▶ GIVEN PROBLEM
Look through the data below. Collect every line where the word "into" occurs.

▶ INPUT RECORDS
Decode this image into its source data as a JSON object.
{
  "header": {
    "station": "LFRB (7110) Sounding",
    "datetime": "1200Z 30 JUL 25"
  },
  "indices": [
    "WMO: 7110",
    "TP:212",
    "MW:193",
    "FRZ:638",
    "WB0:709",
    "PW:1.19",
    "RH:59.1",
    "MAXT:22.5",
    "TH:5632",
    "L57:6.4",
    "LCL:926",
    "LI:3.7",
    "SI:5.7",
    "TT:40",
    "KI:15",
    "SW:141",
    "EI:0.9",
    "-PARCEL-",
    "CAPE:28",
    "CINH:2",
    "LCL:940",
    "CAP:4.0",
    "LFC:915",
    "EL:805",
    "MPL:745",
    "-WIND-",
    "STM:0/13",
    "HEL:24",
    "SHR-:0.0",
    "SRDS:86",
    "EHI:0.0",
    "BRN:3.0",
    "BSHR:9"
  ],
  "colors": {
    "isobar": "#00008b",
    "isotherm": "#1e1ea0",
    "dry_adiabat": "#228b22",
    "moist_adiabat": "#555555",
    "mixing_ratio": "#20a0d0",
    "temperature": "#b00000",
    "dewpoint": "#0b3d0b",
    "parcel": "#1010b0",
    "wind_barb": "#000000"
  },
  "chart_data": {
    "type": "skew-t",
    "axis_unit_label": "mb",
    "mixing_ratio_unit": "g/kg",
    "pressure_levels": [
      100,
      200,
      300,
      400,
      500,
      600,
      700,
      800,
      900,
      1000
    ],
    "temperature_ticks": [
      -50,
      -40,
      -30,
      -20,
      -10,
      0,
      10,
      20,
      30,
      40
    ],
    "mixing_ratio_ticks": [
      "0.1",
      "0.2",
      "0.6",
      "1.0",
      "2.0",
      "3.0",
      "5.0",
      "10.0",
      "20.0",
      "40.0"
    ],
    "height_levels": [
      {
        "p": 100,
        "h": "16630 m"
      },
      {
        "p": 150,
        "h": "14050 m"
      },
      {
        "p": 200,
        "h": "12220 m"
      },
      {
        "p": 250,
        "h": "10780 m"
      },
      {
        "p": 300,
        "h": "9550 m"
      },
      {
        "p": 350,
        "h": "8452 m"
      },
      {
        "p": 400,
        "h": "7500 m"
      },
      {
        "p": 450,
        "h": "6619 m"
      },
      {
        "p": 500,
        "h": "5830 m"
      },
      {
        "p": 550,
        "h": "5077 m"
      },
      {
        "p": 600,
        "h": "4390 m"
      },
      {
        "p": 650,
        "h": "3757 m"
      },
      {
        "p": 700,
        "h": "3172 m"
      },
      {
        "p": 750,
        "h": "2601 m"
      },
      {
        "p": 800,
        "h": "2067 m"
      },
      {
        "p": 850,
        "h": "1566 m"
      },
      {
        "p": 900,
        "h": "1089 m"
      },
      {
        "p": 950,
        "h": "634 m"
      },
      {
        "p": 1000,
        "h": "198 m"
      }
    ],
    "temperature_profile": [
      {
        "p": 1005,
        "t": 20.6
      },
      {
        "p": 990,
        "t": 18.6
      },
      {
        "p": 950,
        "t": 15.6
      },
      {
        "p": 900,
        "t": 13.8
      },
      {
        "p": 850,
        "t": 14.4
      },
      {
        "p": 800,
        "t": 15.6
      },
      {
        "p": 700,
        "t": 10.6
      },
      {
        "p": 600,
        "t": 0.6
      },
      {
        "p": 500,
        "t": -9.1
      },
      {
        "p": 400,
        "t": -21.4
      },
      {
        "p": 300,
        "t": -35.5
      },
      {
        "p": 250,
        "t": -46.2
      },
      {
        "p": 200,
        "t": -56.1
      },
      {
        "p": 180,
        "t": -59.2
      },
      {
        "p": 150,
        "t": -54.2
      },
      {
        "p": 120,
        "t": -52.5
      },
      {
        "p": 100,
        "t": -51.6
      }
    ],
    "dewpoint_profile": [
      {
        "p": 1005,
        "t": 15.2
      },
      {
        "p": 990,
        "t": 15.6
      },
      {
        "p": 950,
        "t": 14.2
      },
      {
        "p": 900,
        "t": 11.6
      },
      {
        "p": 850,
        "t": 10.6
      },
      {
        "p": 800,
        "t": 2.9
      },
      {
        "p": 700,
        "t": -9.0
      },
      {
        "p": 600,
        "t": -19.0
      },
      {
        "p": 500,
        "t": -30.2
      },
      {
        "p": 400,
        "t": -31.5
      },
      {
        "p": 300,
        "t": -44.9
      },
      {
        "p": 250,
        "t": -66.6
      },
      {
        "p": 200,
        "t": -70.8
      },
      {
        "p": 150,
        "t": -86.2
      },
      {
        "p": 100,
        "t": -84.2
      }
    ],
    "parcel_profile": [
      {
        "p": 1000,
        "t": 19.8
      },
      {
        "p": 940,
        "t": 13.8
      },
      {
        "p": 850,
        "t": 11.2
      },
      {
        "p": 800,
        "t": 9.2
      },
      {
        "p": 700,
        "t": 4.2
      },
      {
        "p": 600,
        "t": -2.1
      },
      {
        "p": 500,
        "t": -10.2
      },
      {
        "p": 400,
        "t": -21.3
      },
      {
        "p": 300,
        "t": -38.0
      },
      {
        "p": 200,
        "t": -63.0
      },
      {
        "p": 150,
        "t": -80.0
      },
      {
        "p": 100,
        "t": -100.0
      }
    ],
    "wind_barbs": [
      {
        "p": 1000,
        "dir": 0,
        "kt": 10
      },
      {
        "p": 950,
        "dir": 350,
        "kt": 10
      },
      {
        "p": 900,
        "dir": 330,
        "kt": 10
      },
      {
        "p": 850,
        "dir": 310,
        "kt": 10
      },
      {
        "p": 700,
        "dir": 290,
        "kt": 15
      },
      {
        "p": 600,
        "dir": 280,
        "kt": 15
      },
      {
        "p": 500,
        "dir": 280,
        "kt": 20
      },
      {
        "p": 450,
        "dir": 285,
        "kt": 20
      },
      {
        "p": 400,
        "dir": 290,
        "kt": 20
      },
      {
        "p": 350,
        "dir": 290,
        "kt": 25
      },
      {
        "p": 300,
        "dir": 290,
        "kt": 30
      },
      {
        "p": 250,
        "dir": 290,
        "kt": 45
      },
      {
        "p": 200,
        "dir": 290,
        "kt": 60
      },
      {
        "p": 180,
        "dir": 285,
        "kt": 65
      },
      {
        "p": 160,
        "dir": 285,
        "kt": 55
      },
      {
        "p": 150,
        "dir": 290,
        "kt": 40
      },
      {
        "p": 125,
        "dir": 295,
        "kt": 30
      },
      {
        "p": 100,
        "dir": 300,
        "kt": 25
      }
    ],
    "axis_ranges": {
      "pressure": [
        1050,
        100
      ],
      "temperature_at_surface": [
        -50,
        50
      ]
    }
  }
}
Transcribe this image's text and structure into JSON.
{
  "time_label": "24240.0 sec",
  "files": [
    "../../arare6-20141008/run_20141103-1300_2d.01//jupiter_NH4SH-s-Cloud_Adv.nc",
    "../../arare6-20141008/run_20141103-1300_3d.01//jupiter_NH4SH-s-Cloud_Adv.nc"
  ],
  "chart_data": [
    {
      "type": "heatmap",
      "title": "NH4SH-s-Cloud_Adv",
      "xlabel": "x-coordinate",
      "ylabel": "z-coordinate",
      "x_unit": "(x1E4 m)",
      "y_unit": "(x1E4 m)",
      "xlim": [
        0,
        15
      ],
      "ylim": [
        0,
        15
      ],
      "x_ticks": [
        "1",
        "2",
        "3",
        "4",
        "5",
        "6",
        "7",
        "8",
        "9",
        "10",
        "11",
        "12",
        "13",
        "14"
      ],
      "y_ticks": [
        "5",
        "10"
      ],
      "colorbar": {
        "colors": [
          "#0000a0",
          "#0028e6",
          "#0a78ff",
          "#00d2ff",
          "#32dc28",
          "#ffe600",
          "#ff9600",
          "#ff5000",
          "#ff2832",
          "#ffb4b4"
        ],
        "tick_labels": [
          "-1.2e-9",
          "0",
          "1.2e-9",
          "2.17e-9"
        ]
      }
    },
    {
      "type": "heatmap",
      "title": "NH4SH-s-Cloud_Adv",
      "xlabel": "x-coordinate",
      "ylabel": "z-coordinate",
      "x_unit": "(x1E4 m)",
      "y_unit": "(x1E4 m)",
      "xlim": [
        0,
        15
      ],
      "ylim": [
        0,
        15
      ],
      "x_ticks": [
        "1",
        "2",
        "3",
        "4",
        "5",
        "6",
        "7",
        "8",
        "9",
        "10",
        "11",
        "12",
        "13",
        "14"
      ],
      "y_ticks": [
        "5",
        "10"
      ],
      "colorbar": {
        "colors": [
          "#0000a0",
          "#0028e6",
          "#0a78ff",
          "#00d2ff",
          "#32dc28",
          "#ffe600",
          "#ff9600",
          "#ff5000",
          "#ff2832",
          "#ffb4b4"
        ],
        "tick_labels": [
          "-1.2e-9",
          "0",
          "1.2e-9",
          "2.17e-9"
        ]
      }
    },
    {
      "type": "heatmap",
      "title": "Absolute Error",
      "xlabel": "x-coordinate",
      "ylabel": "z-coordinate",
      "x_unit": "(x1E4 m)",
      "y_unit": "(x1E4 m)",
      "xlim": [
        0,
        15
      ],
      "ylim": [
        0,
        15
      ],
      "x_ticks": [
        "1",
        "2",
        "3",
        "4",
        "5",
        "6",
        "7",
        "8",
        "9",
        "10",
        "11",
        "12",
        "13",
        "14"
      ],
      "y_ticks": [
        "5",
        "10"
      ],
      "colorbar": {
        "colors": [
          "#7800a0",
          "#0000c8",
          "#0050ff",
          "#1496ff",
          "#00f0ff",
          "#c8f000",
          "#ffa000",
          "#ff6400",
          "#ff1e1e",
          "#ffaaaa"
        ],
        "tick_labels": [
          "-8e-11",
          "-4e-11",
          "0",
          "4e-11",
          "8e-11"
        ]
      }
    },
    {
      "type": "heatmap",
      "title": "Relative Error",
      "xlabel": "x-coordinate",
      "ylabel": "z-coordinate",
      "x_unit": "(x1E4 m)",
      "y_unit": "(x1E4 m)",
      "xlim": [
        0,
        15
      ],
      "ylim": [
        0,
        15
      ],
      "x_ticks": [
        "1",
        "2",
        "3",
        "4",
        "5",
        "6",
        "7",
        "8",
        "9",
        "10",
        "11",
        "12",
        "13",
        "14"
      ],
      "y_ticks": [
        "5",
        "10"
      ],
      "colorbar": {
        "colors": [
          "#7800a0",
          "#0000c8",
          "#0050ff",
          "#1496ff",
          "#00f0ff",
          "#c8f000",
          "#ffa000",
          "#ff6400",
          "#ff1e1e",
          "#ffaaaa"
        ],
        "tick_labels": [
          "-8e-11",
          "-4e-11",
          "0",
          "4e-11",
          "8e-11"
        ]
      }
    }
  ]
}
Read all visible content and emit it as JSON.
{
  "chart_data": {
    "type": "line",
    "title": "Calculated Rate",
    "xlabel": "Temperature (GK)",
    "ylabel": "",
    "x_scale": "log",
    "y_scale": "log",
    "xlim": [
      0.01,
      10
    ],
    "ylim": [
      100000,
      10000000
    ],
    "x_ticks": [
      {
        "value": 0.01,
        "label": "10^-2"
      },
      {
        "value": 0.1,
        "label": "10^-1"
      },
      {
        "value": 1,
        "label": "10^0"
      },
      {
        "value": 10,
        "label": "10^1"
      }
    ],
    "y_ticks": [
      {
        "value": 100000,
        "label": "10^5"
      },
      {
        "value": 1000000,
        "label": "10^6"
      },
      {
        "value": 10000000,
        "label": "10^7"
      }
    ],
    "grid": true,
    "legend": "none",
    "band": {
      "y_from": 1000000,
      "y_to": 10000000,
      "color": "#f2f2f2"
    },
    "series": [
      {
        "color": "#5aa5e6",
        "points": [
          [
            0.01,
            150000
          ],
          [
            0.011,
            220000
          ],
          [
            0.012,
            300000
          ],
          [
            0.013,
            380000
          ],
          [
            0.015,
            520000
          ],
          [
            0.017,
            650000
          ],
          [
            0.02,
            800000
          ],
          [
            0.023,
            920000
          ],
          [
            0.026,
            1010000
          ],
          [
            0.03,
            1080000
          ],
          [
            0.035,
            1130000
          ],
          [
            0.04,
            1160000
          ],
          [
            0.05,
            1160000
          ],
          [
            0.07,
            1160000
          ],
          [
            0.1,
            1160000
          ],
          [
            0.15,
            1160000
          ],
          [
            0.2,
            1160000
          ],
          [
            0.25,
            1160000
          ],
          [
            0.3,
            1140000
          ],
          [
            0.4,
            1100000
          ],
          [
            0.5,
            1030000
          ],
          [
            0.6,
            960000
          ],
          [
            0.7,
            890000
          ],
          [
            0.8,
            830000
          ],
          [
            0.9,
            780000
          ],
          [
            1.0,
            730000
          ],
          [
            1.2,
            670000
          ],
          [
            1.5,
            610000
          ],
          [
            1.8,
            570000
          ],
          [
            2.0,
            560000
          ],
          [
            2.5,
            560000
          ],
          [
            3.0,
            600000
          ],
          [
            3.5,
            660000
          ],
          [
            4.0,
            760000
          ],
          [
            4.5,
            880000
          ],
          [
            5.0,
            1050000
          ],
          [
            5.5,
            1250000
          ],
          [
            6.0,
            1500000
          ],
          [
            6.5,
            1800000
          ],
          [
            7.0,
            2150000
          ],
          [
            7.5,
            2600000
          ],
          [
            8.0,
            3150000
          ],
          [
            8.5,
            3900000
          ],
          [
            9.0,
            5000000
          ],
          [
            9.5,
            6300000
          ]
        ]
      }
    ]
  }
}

▶ EXERCISE SOLUTION
Decode this image into its source data as a JSON object.
Transcribe this image's text and structure into JSON.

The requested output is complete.